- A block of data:
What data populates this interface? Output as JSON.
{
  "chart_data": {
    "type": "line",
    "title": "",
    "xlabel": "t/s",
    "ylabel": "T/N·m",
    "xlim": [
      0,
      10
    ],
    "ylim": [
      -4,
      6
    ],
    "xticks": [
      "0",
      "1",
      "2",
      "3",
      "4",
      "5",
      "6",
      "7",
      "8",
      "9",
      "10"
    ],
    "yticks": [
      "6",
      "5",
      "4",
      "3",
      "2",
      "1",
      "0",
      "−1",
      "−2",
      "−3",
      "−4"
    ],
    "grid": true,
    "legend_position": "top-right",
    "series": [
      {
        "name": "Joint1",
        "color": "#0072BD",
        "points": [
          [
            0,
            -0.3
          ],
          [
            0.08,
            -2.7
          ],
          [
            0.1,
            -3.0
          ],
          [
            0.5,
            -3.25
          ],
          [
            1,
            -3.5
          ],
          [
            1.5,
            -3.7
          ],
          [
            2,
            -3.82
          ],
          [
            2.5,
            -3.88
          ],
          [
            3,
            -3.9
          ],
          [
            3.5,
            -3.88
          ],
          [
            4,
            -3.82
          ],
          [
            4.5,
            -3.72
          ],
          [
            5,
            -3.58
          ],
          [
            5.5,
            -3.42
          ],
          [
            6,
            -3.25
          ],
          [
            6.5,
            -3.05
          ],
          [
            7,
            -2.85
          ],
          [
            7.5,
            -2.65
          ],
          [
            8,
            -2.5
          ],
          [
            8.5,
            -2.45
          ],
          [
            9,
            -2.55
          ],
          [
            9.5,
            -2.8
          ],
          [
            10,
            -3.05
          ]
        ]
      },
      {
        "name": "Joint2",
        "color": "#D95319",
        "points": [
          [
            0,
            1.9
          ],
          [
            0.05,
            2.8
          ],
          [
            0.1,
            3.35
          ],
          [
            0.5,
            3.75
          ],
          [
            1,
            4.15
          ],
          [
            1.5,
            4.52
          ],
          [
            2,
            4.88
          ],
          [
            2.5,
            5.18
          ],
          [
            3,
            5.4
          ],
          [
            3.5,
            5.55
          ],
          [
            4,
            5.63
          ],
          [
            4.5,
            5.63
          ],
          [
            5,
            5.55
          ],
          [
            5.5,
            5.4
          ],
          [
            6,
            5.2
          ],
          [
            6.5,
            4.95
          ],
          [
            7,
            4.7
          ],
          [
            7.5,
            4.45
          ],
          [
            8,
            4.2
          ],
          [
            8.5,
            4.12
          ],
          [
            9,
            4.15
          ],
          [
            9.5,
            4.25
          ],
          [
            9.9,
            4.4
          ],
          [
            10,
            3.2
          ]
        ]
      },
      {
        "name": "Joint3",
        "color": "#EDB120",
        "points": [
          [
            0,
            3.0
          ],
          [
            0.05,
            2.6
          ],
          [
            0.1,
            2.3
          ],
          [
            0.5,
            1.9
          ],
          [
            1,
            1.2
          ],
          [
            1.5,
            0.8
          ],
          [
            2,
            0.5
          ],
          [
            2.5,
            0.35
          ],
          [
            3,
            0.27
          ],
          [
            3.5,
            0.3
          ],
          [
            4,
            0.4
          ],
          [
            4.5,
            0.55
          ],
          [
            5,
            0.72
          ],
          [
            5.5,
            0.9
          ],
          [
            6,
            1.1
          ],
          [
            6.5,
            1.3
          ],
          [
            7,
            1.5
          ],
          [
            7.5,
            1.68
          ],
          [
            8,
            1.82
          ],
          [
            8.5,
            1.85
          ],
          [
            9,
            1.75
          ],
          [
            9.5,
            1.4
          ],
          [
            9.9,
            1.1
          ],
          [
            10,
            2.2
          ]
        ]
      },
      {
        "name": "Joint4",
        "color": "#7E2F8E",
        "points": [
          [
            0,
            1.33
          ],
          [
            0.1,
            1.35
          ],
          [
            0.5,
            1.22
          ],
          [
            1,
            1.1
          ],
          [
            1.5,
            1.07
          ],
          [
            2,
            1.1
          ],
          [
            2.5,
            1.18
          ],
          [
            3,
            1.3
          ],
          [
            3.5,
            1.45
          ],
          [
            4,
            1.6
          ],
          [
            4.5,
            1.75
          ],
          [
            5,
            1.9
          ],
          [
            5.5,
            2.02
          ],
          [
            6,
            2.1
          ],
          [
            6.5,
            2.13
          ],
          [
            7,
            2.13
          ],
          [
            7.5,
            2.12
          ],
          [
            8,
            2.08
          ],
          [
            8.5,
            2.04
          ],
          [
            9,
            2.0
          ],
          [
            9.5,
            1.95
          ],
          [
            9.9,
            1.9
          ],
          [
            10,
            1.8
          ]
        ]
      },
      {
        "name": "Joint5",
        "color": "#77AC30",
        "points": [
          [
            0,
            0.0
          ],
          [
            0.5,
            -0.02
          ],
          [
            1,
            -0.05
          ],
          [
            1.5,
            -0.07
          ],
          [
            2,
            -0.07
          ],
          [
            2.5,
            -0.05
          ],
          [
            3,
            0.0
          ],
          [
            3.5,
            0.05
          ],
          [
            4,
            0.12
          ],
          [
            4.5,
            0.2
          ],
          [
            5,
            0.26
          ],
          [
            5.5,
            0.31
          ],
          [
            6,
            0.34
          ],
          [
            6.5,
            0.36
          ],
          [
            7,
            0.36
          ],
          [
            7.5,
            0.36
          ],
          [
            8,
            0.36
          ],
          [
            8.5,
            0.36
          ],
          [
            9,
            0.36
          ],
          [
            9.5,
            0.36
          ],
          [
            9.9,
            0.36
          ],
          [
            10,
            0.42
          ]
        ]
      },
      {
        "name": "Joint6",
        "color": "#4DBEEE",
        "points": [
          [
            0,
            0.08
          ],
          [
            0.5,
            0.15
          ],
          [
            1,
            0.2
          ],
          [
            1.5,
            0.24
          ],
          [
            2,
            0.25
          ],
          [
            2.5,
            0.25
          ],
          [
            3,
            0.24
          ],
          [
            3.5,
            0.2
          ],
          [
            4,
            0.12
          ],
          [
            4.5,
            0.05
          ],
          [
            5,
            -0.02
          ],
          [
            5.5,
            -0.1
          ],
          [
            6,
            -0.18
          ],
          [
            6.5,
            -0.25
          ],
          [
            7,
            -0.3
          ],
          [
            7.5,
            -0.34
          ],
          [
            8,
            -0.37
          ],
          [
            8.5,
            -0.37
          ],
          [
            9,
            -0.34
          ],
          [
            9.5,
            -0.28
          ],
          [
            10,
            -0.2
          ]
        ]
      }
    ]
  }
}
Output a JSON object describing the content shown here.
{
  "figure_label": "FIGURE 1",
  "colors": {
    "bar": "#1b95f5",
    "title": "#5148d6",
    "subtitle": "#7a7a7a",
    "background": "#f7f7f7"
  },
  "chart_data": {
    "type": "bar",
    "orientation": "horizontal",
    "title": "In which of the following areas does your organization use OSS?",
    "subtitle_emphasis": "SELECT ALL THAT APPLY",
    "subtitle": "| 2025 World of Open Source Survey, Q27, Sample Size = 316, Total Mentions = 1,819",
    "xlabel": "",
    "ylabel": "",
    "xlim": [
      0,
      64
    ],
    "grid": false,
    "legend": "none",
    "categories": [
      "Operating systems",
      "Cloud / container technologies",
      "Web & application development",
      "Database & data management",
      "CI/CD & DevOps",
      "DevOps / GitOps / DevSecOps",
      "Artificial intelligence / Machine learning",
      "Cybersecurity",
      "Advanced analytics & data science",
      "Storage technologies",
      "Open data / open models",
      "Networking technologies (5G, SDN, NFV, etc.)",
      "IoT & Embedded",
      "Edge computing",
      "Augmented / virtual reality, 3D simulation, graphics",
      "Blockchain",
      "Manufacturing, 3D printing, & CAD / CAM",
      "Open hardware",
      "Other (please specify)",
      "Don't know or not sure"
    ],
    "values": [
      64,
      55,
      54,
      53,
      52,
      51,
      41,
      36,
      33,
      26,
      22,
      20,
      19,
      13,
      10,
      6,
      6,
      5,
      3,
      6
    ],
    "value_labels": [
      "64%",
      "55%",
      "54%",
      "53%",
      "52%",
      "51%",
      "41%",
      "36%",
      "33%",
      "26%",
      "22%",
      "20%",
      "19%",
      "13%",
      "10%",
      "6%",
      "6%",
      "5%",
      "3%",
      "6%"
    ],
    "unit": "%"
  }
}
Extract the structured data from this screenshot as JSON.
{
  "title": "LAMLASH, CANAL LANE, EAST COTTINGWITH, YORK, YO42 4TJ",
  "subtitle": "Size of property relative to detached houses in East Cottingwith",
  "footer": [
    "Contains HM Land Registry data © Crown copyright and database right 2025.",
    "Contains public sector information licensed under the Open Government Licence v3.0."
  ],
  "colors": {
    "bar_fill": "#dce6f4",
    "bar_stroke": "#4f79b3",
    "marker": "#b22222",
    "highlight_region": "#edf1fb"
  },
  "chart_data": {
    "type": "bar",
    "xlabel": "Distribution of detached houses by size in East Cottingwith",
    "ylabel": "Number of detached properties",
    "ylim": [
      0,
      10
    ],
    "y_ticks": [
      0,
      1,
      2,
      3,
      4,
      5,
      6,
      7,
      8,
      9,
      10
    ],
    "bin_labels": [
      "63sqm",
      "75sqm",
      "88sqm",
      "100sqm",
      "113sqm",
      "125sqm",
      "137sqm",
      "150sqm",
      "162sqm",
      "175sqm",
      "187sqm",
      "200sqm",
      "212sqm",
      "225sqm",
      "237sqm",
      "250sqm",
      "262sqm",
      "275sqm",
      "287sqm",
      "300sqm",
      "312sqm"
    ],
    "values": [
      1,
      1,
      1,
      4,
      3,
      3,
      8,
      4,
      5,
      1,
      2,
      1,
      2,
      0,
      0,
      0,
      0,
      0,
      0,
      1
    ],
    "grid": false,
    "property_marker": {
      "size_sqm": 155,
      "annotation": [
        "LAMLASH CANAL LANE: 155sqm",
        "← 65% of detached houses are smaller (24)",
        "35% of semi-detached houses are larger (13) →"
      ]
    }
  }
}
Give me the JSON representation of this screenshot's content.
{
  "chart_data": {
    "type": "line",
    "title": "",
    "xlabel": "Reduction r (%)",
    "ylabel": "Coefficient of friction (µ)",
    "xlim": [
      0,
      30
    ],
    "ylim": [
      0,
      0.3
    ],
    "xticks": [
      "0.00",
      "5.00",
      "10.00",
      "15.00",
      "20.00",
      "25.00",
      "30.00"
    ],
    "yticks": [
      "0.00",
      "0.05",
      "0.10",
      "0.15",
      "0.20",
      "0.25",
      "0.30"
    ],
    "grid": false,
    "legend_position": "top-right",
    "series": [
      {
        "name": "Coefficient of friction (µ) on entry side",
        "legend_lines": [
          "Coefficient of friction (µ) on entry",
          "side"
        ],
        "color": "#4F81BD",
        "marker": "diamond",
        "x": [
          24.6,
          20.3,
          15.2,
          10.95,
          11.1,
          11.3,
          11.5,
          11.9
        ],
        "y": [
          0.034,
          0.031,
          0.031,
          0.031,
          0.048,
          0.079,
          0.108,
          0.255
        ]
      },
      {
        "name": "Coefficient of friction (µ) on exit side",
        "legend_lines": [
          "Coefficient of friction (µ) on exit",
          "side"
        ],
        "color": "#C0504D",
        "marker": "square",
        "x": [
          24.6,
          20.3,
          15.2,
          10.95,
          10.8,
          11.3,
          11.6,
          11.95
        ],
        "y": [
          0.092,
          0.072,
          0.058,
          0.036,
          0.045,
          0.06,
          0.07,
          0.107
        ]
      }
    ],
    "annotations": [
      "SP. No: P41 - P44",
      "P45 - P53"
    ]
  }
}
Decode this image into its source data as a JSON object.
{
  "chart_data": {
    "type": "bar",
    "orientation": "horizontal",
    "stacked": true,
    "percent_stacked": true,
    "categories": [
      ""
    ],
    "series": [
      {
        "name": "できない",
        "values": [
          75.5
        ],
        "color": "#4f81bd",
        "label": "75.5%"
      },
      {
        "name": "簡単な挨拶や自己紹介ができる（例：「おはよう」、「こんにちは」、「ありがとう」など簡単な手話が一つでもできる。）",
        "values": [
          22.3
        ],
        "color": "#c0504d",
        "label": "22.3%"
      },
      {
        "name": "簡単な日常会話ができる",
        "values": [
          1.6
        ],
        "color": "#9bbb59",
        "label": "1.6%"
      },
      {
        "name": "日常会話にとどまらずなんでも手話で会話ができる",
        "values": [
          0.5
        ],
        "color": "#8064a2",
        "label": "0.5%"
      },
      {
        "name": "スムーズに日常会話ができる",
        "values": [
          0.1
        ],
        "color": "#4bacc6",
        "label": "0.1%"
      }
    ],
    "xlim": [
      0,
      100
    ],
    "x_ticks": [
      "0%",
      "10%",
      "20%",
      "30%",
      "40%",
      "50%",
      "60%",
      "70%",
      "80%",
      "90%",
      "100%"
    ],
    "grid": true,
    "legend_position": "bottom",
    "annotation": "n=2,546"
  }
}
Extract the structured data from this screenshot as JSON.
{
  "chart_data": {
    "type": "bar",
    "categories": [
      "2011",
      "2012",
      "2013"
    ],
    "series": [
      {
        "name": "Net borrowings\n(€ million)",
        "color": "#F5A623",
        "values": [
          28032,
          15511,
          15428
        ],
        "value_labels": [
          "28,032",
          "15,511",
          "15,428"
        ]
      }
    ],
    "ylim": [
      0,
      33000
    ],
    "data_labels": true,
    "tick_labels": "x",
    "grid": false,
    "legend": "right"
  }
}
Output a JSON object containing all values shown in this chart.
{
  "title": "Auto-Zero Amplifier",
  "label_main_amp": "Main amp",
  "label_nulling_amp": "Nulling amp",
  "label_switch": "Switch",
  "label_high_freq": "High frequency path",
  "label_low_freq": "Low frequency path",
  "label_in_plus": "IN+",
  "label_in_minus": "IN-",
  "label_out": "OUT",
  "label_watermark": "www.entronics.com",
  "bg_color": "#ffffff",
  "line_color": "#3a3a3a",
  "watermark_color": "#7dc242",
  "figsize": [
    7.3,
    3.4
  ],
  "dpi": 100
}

- Objective: Isolate the lines that hold the word "this" and copy all of them.

- The reply:
What data populates this interface? Output as JSON.
Extract the structured data from this screenshot as JSON.
Give me the JSON representation of this screenshot's content.
Decode this image into its source data as a JSON object.
Extract the structured data from this screenshot as JSON.
Output a JSON object containing all values shown in this chart.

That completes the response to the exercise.